WORK TO DO: Below are some records; reproduce every one of them exactly.

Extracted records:
:::
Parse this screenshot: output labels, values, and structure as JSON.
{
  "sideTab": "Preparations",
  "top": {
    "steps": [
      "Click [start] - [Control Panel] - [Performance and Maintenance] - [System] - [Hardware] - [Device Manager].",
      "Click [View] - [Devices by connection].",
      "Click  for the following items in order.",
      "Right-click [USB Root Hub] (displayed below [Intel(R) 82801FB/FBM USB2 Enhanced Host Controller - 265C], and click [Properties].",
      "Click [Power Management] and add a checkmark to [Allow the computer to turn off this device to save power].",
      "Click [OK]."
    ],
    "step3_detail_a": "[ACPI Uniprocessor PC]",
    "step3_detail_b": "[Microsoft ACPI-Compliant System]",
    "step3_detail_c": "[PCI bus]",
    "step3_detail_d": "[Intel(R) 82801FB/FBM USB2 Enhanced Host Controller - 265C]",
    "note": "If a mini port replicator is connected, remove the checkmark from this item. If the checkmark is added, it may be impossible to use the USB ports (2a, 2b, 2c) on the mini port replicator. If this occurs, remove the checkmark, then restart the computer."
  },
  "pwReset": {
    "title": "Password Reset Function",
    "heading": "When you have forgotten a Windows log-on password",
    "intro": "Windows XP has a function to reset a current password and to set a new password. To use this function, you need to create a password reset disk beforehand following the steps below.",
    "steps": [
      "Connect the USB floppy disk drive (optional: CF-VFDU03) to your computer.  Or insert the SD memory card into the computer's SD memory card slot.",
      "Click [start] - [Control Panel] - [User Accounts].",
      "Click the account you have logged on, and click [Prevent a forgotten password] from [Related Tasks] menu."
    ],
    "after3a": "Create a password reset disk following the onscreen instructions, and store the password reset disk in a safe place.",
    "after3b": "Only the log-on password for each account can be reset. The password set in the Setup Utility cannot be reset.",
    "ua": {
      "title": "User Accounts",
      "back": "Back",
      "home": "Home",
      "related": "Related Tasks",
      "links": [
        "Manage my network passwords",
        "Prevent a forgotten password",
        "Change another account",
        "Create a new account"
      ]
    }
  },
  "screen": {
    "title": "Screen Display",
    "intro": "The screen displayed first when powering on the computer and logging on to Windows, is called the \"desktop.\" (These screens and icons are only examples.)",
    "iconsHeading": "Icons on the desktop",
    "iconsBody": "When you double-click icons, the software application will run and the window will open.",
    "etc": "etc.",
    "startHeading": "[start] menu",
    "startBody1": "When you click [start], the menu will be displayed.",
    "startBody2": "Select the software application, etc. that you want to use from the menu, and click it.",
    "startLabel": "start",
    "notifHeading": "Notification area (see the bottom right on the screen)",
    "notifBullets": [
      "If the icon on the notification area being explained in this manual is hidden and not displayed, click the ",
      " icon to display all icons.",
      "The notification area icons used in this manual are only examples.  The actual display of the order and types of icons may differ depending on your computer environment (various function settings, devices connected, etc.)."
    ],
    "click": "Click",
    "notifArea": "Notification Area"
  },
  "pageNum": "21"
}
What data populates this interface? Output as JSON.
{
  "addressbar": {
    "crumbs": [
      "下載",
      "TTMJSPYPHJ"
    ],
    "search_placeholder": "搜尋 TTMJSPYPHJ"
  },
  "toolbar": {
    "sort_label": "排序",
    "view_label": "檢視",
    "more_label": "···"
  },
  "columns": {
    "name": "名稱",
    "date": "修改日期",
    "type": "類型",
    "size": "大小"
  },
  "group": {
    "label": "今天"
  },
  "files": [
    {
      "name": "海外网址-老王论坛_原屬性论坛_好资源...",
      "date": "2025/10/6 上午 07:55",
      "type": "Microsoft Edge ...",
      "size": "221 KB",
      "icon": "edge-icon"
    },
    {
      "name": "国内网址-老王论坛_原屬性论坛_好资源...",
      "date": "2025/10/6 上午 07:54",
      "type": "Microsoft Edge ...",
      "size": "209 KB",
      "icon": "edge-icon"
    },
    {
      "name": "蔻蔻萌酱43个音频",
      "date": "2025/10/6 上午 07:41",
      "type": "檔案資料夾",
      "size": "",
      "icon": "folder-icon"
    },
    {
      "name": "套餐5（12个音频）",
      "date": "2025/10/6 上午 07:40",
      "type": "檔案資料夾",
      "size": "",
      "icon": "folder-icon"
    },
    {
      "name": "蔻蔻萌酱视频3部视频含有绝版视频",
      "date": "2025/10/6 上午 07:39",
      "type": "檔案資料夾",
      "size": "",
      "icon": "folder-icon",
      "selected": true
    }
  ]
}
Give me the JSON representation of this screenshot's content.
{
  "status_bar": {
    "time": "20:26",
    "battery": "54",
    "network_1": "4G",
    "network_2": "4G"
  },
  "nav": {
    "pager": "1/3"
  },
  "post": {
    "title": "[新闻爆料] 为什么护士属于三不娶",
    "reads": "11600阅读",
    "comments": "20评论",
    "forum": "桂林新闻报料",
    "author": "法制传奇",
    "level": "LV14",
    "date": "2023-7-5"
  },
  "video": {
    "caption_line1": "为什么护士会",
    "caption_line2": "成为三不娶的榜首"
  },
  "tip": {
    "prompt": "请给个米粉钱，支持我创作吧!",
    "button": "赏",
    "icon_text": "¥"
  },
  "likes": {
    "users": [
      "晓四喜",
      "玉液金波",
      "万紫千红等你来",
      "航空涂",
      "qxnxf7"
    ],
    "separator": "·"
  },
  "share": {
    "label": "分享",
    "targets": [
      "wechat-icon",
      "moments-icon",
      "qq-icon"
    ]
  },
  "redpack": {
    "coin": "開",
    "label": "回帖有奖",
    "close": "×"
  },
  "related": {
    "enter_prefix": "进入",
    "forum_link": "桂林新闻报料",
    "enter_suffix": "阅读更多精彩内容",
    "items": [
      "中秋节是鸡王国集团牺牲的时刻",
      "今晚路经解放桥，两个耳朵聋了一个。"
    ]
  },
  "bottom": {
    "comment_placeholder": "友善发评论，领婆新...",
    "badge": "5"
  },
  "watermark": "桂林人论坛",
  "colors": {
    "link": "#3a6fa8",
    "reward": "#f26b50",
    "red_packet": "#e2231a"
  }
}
:::
TASK RESPONSE:
Parse this screenshot: output labels, values, and structure as JSON.
{
  "sideTab": "Preparations",
  "top": {
    "steps": [
      "Click [start] - [Control Panel] - [Performance and Maintenance] - [System] - [Hardware] - [Device Manager].",
      "Click [View] - [Devices by connection].",
      "Click  for the following items in order.",
      "Right-click [USB Root Hub] (displayed below [Intel(R) 82801FB/FBM USB2 Enhanced Host Controller - 265C], and click [Properties].",
      "Click [Power Management] and add a checkmark to [Allow the computer to turn off this device to save power].",
      "Click [OK]."
    ],
    "step3_detail_a": "[ACPI Uniprocessor PC]",
    "step3_detail_b": "[Microsoft ACPI-Compliant System]",
    "step3_detail_c": "[PCI bus]",
    "step3_detail_d": "[Intel(R) 82801FB/FBM USB2 Enhanced Host Controller - 265C]",
    "note": "If a mini port replicator is connected, remove the checkmark from this item. If the checkmark is added, it may be impossible to use the USB ports (2a, 2b, 2c) on the mini port replicator. If this occurs, remove the checkmark, then restart the computer."
  },
  "pwReset": {
    "title": "Password Reset Function",
    "heading": "When you have forgotten a Windows log-on password",
    "intro": "Windows XP has a function to reset a current password and to set a new password. To use this function, you need to create a password reset disk beforehand following the steps below.",
    "steps": [
      "Connect the USB floppy disk drive (optional: CF-VFDU03) to your computer.  Or insert the SD memory card into the computer's SD memory card slot.",
      "Click [start] - [Control Panel] - [User Accounts].",
      "Click the account you have logged on, and click [Prevent a forgotten password] from [Related Tasks] menu."
    ],
    "after3a": "Create a password reset disk following the onscreen instructions, and store the password reset disk in a safe place.",
    "after3b": "Only the log-on password for each account can be reset. The password set in the Setup Utility cannot be reset.",
    "ua": {
      "title": "User Accounts",
      "back": "Back",
      "home": "Home",
      "related": "Related Tasks",
      "links": [
        "Manage my network passwords",
        "Prevent a forgotten password",
        "Change another account",
        "Create a new account"
      ]
    }
  },
  "screen": {
    "title": "Screen Display",
    "intro": "The screen displayed first when powering on the computer and logging on to Windows, is called the \"desktop.\" (These screens and icons are only examples.)",
    "iconsHeading": "Icons on the desktop",
    "iconsBody": "When you double-click icons, the software application will run and the window will open.",
    "etc": "etc.",
    "startHeading": "[start] menu",
    "startBody1": "When you click [start], the menu will be displayed.",
    "startBody2": "Select the software application, etc. that you want to use from the menu, and click it.",
    "startLabel": "start",
    "notifHeading": "Notification area (see the bottom right on the screen)",
    "notifBullets": [
      "If the icon on the notification area being explained in this manual is hidden and not displayed, click the ",
      " icon to display all icons.",
      "The notification area icons used in this manual are only examples.  The actual display of the order and types of icons may differ depending on your computer environment (various function settings, devices connected, etc.)."
    ],
    "click": "Click",
    "notifArea": "Notification Area"
  },
  "pageNum": "21"
}
What data populates this interface? Output as JSON.
{
  "addressbar": {
    "crumbs": [
      "下載",
      "TTMJSPYPHJ"
    ],
    "search_placeholder": "搜尋 TTMJSPYPHJ"
  },
  "toolbar": {
    "sort_label": "排序",
    "view_label": "檢視",
    "more_label": "···"
  },
  "columns": {
    "name": "名稱",
    "date": "修改日期",
    "type": "類型",
    "size": "大小"
  },
  "group": {
    "label": "今天"
  },
  "files": [
    {
      "name": "海外网址-老王论坛_原屬性论坛_好资源...",
      "date": "2025/10/6 上午 07:55",
      "type": "Microsoft Edge ...",
      "size": "221 KB",
      "icon": "edge-icon"
    },
    {
      "name": "国内网址-老王论坛_原屬性论坛_好资源...",
      "date": "2025/10/6 上午 07:54",
      "type": "Microsoft Edge ...",
      "size": "209 KB",
      "icon": "edge-icon"
    },
    {
      "name": "蔻蔻萌酱43个音频",
      "date": "2025/10/6 上午 07:41",
      "type": "檔案資料夾",
      "size": "",
      "icon": "folder-icon"
    },
    {
      "name": "套餐5（12个音频）",
      "date": "2025/10/6 上午 07:40",
      "type": "檔案資料夾",
      "size": "",
      "icon": "folder-icon"
    },
    {
      "name": "蔻蔻萌酱视频3部视频含有绝版视频",
      "date": "2025/10/6 上午 07:39",
      "type": "檔案資料夾",
      "size": "",
      "icon": "folder-icon",
      "selected": true
    }
  ]
}
Give me the JSON representation of this screenshot's content.
{
  "status_bar": {
    "time": "20:26",
    "battery": "54",
    "network_1": "4G",
    "network_2": "4G"
  },
  "nav": {
    "pager": "1/3"
  },
  "post": {
    "title": "[新闻爆料] 为什么护士属于三不娶",
    "reads": "11600阅读",
    "comments": "20评论",
    "forum": "桂林新闻报料",
    "author": "法制传奇",
    "level": "LV14",
    "date": "2023-7-5"
  },
  "video": {
    "caption_line1": "为什么护士会",
    "caption_line2": "成为三不娶的榜首"
  },
  "tip": {
    "prompt": "请给个米粉钱，支持我创作吧!",
    "button": "赏",
    "icon_text": "¥"
  },
  "likes": {
    "users": [
      "晓四喜",
      "玉液金波",
      "万紫千红等你来",
      "航空涂",
      "qxnxf7"
    ],
    "separator": "·"
  },
  "share": {
    "label": "分享",
    "targets": [
      "wechat-icon",
      "moments-icon",
      "qq-icon"
    ]
  },
  "redpack": {
    "coin": "開",
    "label": "回帖有奖",
    "close": "×"
  },
  "related": {
    "enter_prefix": "进入",
    "forum_link": "桂林新闻报料",
    "enter_suffix": "阅读更多精彩内容",
    "items": [
      "中秋节是鸡王国集团牺牲的时刻",
      "今晚路经解放桥，两个耳朵聋了一个。"
    ]
  },
  "bottom": {
    "comment_placeholder": "友善发评论，领婆新...",
    "badge": "5"
  },
  "watermark": "桂林人论坛",
  "colors": {
    "link": "#3a6fa8",
    "reward": "#f26b50",
    "red_packet": "#e2231a"
  }
}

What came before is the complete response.